● Work to do
Tally up how many lines in the listing below contain the string "header", and give only the total.

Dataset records
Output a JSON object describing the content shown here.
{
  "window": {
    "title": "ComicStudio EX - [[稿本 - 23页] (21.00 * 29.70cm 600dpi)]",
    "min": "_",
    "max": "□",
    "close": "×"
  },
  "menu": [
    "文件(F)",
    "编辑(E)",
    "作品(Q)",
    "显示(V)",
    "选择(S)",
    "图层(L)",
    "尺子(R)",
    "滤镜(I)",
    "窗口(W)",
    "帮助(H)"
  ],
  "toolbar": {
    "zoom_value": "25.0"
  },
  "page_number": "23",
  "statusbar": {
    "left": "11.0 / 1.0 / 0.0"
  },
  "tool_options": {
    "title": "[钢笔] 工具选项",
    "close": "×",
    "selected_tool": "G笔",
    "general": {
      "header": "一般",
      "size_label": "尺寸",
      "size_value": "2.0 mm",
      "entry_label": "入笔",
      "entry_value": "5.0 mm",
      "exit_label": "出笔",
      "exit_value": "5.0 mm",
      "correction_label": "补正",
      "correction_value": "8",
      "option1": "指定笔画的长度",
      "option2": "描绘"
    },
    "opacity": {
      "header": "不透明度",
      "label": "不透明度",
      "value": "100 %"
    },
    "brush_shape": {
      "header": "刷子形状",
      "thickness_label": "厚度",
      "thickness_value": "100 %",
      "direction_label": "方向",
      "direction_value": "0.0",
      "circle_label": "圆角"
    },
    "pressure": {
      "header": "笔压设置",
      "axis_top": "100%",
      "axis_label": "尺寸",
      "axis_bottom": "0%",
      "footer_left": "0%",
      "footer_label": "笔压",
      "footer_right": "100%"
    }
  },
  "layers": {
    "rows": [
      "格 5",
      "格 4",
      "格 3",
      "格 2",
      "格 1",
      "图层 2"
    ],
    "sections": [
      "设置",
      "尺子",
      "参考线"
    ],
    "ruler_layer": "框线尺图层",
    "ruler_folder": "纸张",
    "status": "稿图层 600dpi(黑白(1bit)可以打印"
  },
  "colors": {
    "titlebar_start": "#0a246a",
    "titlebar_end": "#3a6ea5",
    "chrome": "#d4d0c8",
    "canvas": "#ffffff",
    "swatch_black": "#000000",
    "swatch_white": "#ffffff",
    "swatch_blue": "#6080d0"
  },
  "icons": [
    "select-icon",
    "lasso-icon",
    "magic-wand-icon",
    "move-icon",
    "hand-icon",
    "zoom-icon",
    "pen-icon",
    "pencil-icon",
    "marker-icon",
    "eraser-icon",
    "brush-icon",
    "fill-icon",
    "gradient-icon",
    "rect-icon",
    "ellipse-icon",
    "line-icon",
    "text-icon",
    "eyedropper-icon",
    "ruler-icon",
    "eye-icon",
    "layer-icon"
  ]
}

● In response
4